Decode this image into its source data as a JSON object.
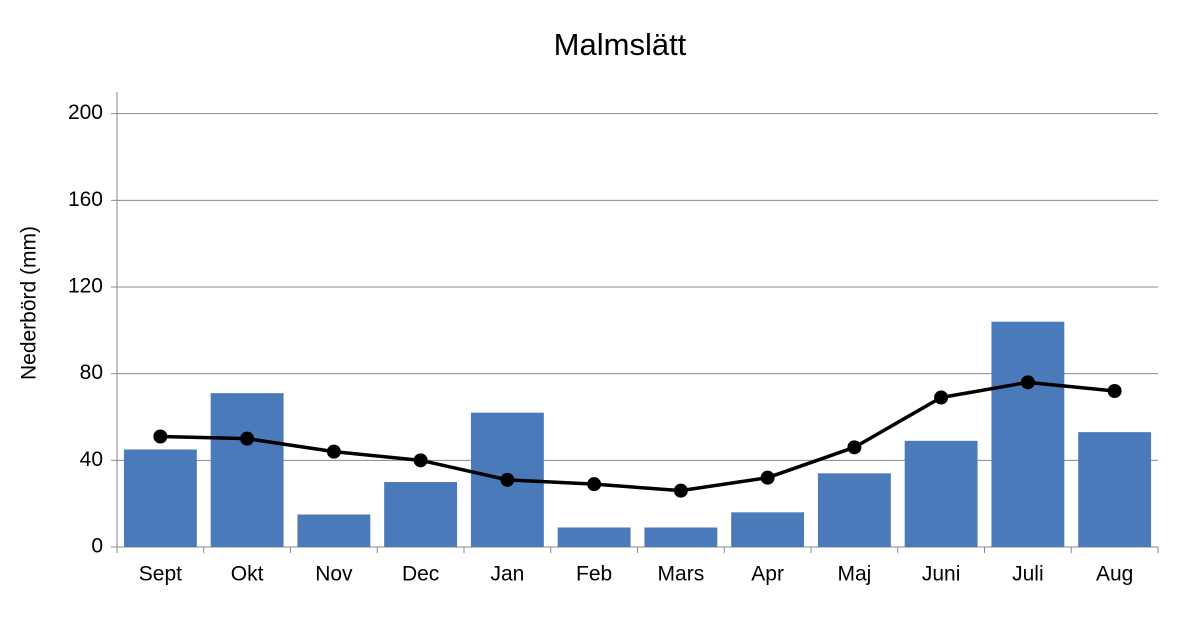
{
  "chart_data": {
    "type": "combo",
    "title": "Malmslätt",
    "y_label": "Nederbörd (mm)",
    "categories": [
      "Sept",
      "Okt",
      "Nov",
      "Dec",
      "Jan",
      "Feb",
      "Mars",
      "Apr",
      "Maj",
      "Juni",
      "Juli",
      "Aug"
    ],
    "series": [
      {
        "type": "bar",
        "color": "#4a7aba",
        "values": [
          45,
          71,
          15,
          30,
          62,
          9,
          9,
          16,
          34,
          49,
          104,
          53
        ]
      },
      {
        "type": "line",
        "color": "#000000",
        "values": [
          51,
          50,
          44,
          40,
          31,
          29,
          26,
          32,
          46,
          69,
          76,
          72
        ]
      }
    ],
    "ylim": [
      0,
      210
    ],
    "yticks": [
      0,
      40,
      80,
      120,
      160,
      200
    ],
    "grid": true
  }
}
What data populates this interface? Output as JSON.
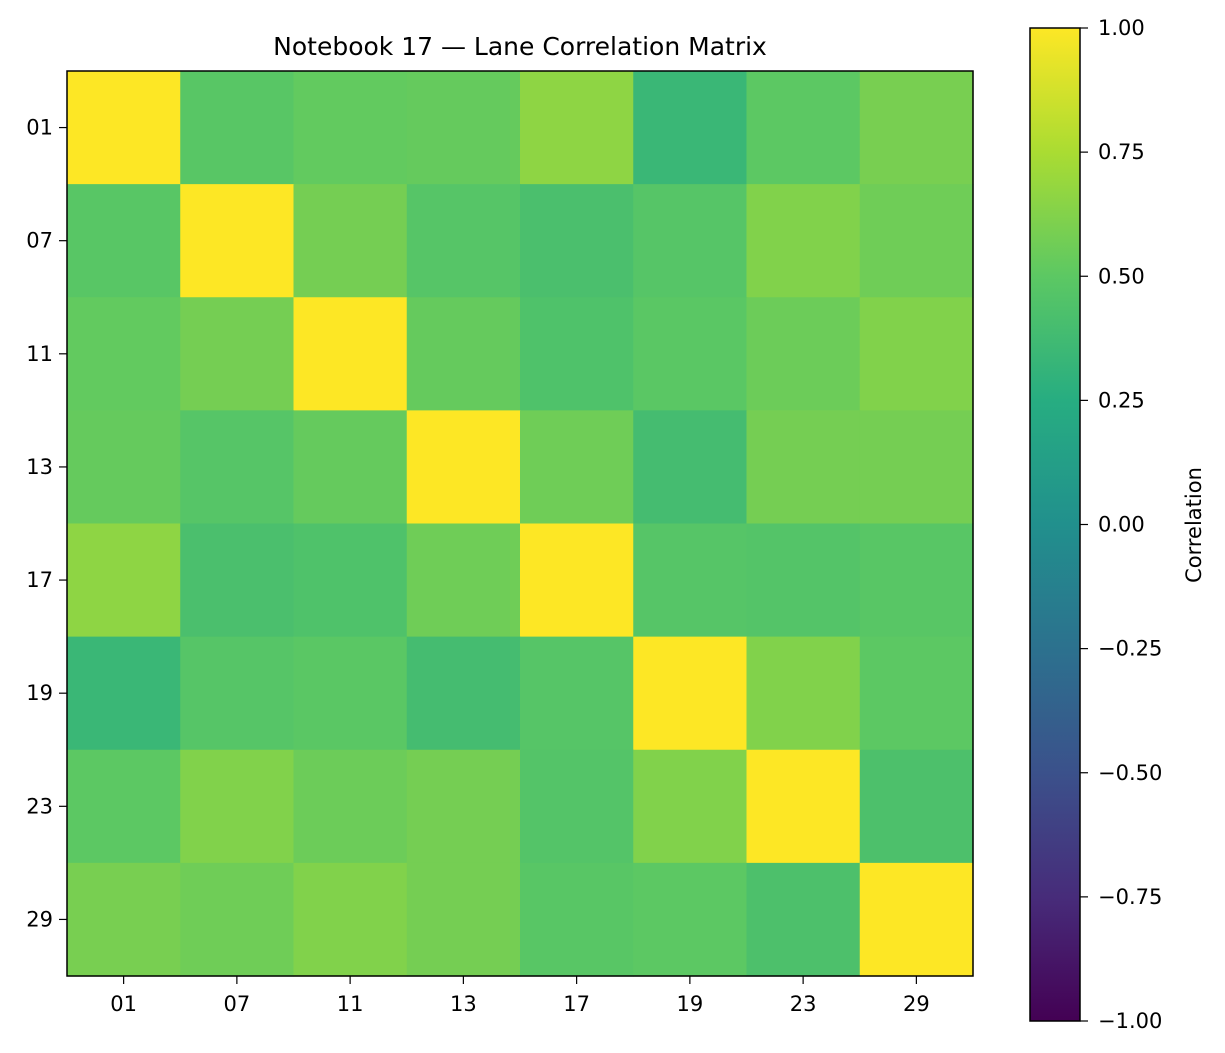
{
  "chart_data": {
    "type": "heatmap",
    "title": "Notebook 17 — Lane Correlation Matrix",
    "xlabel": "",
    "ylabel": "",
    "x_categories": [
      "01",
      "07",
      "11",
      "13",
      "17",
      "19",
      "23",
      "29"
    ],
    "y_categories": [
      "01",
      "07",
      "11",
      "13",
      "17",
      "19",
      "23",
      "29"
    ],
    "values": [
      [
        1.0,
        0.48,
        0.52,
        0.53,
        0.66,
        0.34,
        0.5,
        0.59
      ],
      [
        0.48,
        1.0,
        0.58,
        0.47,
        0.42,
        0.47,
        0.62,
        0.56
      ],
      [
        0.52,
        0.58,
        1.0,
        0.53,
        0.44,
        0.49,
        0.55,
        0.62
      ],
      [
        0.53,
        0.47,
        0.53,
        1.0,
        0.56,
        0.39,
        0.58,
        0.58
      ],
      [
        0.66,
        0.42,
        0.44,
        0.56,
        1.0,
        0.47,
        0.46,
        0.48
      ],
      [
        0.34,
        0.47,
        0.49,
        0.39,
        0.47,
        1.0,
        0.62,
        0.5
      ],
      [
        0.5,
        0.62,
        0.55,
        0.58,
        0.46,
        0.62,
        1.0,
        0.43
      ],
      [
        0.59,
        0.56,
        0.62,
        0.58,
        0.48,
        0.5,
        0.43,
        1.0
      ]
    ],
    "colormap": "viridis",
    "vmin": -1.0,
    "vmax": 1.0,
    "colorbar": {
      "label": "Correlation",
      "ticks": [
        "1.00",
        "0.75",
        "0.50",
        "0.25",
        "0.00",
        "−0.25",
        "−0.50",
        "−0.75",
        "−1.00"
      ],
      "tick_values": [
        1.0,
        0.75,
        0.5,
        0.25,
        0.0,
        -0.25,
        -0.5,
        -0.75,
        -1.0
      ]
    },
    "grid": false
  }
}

▶ What is expected: Return from the data every line that holds "type".

▶ Correct response:
    "type": "combo",
        "type": "bar",
        "type": "line",
    "type": "heatmap",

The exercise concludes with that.